§ GOAL
Type the records out again in full, exactly.

[Items from a data source]
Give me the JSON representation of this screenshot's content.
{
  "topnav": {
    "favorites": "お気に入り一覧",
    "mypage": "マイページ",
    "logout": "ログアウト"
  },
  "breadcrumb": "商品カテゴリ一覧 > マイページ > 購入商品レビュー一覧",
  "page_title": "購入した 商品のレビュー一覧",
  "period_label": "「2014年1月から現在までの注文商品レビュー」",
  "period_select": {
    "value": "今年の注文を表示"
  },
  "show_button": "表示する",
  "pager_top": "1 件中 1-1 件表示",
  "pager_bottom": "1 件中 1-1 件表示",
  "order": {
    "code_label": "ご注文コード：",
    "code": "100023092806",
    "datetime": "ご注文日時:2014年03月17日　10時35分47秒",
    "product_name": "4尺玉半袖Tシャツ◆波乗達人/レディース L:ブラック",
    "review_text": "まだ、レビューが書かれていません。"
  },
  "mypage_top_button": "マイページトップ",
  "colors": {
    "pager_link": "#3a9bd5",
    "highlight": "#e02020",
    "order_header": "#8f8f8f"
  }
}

§ COMPLETED TASK
Give me the JSON representation of this screenshot's content.
{
  "topnav": {
    "favorites": "お気に入り一覧",
    "mypage": "マイページ",
    "logout": "ログアウト"
  },
  "breadcrumb": "商品カテゴリ一覧 > マイページ > 購入商品レビュー一覧",
  "page_title": "購入した 商品のレビュー一覧",
  "period_label": "「2014年1月から現在までの注文商品レビュー」",
  "period_select": {
    "value": "今年の注文を表示"
  },
  "show_button": "表示する",
  "pager_top": "1 件中 1-1 件表示",
  "pager_bottom": "1 件中 1-1 件表示",
  "order": {
    "code_label": "ご注文コード：",
    "code": "100023092806",
    "datetime": "ご注文日時:2014年03月17日　10時35分47秒",
    "product_name": "4尺玉半袖Tシャツ◆波乗達人/レディース L:ブラック",
    "review_text": "まだ、レビューが書かれていません。"
  },
  "mypage_top_button": "マイページトップ",
  "colors": {
    "pager_link": "#3a9bd5",
    "highlight": "#e02020",
    "order_header": "#8f8f8f"
  }
}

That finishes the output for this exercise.